— BEGIN —
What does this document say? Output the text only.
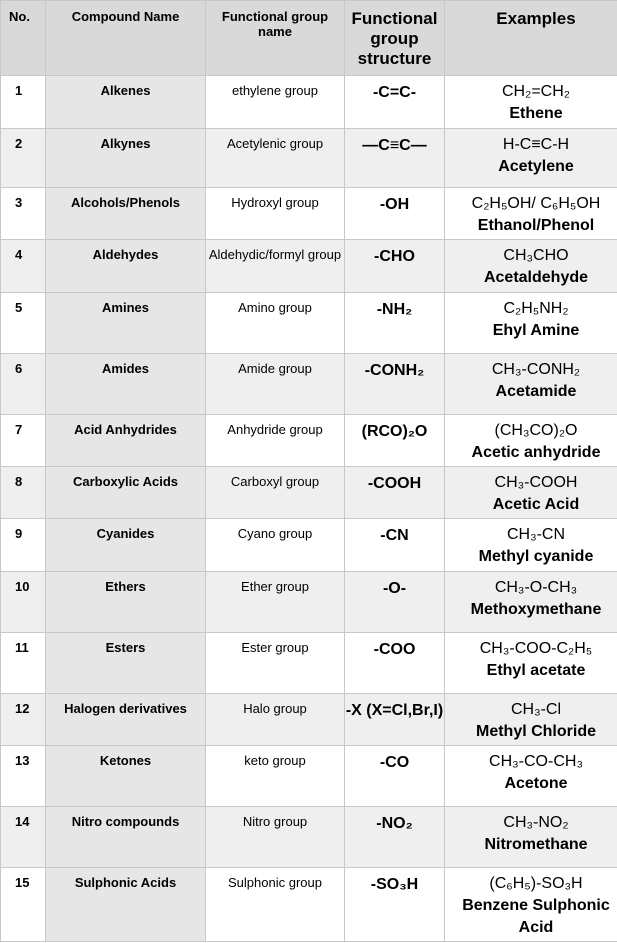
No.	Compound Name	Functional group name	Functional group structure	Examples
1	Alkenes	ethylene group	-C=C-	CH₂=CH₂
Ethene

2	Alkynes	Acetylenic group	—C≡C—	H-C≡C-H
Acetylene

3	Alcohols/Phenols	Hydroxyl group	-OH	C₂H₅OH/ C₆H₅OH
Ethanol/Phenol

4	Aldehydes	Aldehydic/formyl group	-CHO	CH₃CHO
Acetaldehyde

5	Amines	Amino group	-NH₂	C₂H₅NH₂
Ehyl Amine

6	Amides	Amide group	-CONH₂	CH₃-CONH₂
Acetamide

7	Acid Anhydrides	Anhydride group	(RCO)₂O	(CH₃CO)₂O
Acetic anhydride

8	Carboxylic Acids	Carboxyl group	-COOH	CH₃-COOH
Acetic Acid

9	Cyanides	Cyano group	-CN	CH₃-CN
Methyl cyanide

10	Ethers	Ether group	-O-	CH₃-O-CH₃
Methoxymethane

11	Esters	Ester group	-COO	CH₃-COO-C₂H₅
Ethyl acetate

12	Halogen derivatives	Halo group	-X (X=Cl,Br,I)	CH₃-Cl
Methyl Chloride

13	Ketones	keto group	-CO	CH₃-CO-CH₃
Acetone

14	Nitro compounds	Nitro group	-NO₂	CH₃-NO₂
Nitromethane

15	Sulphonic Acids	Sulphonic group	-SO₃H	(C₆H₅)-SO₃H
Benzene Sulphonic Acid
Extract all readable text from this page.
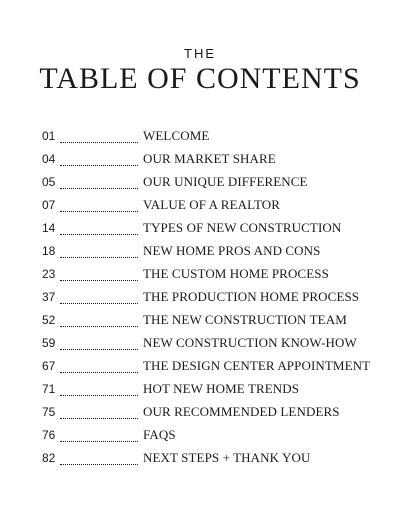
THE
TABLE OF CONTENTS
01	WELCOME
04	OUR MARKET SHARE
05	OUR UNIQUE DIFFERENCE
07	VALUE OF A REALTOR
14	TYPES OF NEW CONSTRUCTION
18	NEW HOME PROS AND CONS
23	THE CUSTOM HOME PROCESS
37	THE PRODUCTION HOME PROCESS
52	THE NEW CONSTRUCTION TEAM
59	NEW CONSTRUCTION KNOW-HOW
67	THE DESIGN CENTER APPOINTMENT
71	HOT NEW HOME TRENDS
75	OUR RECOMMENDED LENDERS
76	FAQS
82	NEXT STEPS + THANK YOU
— END —
- PROBLEM REQUIREMENTS -
Only the lines from the line containing "Extract all readable text from this page." through the end of the data are to be reproduced, exactly and with both ends included; pictures are omitted.

- ANSWER TO THE PROBLEM -
Extract all readable text from this page.
THE
TABLE OF CONTENTS
01	WELCOME
04	OUR MARKET SHARE
05	OUR UNIQUE DIFFERENCE
07	VALUE OF A REALTOR
14	TYPES OF NEW CONSTRUCTION
18	NEW HOME PROS AND CONS
23	THE CUSTOM HOME PROCESS
37	THE PRODUCTION HOME PROCESS
52	THE NEW CONSTRUCTION TEAM
59	NEW CONSTRUCTION KNOW-HOW
67	THE DESIGN CENTER APPOINTMENT
71	HOT NEW HOME TRENDS
75	OUR RECOMMENDED LENDERS
76	FAQS
82	NEXT STEPS + THANK YOU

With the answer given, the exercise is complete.